Records from a data collection:
──────────

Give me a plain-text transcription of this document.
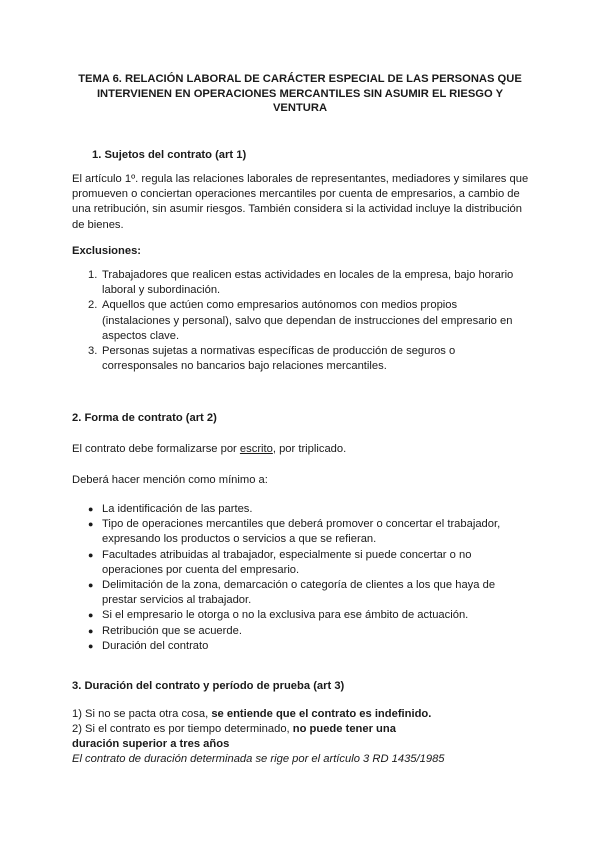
TEMA 6. RELACIÓN LABORAL DE CARÁCTER ESPECIAL DE LAS PERSONAS QUE INTERVIENEN EN OPERACIONES MERCANTILES SIN ASUMIR EL RIESGO Y VENTURA
1. Sujetos del contrato (art 1)
El artículo 1º. regula las relaciones laborales de representantes, mediadores y similares que promueven o conciertan operaciones mercantiles por cuenta de empresarios, a cambio de una retribución, sin asumir riesgos. También considera si la actividad incluye la distribución de bienes.
Exclusiones:
1. Trabajadores que realicen estas actividades en locales de la empresa, bajo horario laboral y subordinación.
2. Aquellos que actúen como empresarios autónomos con medios propios (instalaciones y personal), salvo que dependan de instrucciones del empresario en aspectos clave.
3. Personas sujetas a normativas específicas de producción de seguros o corresponsales no bancarios bajo relaciones mercantiles.
2. Forma de contrato (art 2)
El contrato debe formalizarse por escrito, por triplicado.
Deberá hacer mención como mínimo a:
● La identificación de las partes.
● Tipo de operaciones mercantiles que deberá promover o concertar el trabajador, expresando los productos o servicios a que se refieran.
● Facultades atribuidas al trabajador, especialmente si puede concertar o no operaciones por cuenta del empresario.
● Delimitación de la zona, demarcación o categoría de clientes a los que haya de prestar servicios al trabajador.
● Si el empresario le otorga o no la exclusiva para ese ámbito de actuación.
● Retribución que se acuerde.
● Duración del contrato
3. Duración del contrato y período de prueba (art 3)
1) Si no se pacta otra cosa, se entiende que el contrato es indefinido.
2) Si el contrato es por tiempo determinado, no puede tener una
duración superior a tres años
El contrato de duración determinada se rige por el artículo 3 RD 1435/1985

──────────

**GIVEN PROBLEM**
Set down the material above as is, without any pictures.

**OUTPUT OF THE EXERCISE**
Give me a plain-text transcription of this document.
TEMA 6. RELACIÓN LABORAL DE CARÁCTER ESPECIAL DE LAS PERSONAS QUE INTERVIENEN EN OPERACIONES MERCANTILES SIN ASUMIR EL RIESGO Y VENTURA
1. Sujetos del contrato (art 1)
El artículo 1º. regula las relaciones laborales de representantes, mediadores y similares que promueven o conciertan operaciones mercantiles por cuenta de empresarios, a cambio de una retribución, sin asumir riesgos. También considera si la actividad incluye la distribución de bienes.
Exclusiones:
1. Trabajadores que realicen estas actividades en locales de la empresa, bajo horario laboral y subordinación.
2. Aquellos que actúen como empresarios autónomos con medios propios (instalaciones y personal), salvo que dependan de instrucciones del empresario en aspectos clave.
3. Personas sujetas a normativas específicas de producción de seguros o corresponsales no bancarios bajo relaciones mercantiles.
2. Forma de contrato (art 2)
El contrato debe formalizarse por escrito, por triplicado.
Deberá hacer mención como mínimo a:
● La identificación de las partes.
● Tipo de operaciones mercantiles que deberá promover o concertar el trabajador, expresando los productos o servicios a que se refieran.
● Facultades atribuidas al trabajador, especialmente si puede concertar o no operaciones por cuenta del empresario.
● Delimitación de la zona, demarcación o categoría de clientes a los que haya de prestar servicios al trabajador.
● Si el empresario le otorga o no la exclusiva para ese ámbito de actuación.
● Retribución que se acuerde.
● Duración del contrato
3. Duración del contrato y período de prueba (art 3)
1) Si no se pacta otra cosa, se entiende que el contrato es indefinido.
2) Si el contrato es por tiempo determinado, no puede tener una
duración superior a tres años
El contrato de duración determinada se rige por el artículo 3 RD 1435/1985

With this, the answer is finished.